* Recorded data *
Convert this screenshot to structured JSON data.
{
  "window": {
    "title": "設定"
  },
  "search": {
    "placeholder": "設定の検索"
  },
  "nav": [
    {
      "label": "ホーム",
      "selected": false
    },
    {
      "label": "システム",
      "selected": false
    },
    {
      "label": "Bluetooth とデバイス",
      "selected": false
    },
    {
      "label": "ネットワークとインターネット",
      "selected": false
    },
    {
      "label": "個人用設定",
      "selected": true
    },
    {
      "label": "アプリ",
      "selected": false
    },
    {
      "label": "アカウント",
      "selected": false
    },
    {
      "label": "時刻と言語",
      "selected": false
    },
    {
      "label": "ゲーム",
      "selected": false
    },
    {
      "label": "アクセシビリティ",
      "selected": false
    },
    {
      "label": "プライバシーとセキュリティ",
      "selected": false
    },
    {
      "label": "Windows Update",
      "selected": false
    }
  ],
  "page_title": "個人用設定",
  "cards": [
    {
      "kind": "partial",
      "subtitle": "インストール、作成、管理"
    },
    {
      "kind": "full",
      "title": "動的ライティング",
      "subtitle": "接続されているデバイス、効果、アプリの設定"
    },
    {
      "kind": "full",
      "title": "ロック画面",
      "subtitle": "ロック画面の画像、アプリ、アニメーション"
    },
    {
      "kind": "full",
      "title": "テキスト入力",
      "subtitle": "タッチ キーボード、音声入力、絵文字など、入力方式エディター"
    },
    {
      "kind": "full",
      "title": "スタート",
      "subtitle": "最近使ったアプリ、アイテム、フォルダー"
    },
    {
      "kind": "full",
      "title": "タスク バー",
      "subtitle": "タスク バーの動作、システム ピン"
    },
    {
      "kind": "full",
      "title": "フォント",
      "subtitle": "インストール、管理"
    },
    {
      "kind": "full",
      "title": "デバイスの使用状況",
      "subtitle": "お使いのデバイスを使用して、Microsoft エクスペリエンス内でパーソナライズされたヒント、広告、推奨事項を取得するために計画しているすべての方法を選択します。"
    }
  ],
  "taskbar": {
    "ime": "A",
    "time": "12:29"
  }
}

* What is required *
Without changing a word, restate the whole listing.

* The completed task *
Convert this screenshot to structured JSON data.
{
  "window": {
    "title": "設定"
  },
  "search": {
    "placeholder": "設定の検索"
  },
  "nav": [
    {
      "label": "ホーム",
      "selected": false
    },
    {
      "label": "システム",
      "selected": false
    },
    {
      "label": "Bluetooth とデバイス",
      "selected": false
    },
    {
      "label": "ネットワークとインターネット",
      "selected": false
    },
    {
      "label": "個人用設定",
      "selected": true
    },
    {
      "label": "アプリ",
      "selected": false
    },
    {
      "label": "アカウント",
      "selected": false
    },
    {
      "label": "時刻と言語",
      "selected": false
    },
    {
      "label": "ゲーム",
      "selected": false
    },
    {
      "label": "アクセシビリティ",
      "selected": false
    },
    {
      "label": "プライバシーとセキュリティ",
      "selected": false
    },
    {
      "label": "Windows Update",
      "selected": false
    }
  ],
  "page_title": "個人用設定",
  "cards": [
    {
      "kind": "partial",
      "subtitle": "インストール、作成、管理"
    },
    {
      "kind": "full",
      "title": "動的ライティング",
      "subtitle": "接続されているデバイス、効果、アプリの設定"
    },
    {
      "kind": "full",
      "title": "ロック画面",
      "subtitle": "ロック画面の画像、アプリ、アニメーション"
    },
    {
      "kind": "full",
      "title": "テキスト入力",
      "subtitle": "タッチ キーボード、音声入力、絵文字など、入力方式エディター"
    },
    {
      "kind": "full",
      "title": "スタート",
      "subtitle": "最近使ったアプリ、アイテム、フォルダー"
    },
    {
      "kind": "full",
      "title": "タスク バー",
      "subtitle": "タスク バーの動作、システム ピン"
    },
    {
      "kind": "full",
      "title": "フォント",
      "subtitle": "インストール、管理"
    },
    {
      "kind": "full",
      "title": "デバイスの使用状況",
      "subtitle": "お使いのデバイスを使用して、Microsoft エクスペリエンス内でパーソナライズされたヒント、広告、推奨事項を取得するために計画しているすべての方法を選択します。"
    }
  ],
  "taskbar": {
    "ime": "A",
    "time": "12:29"
  }
}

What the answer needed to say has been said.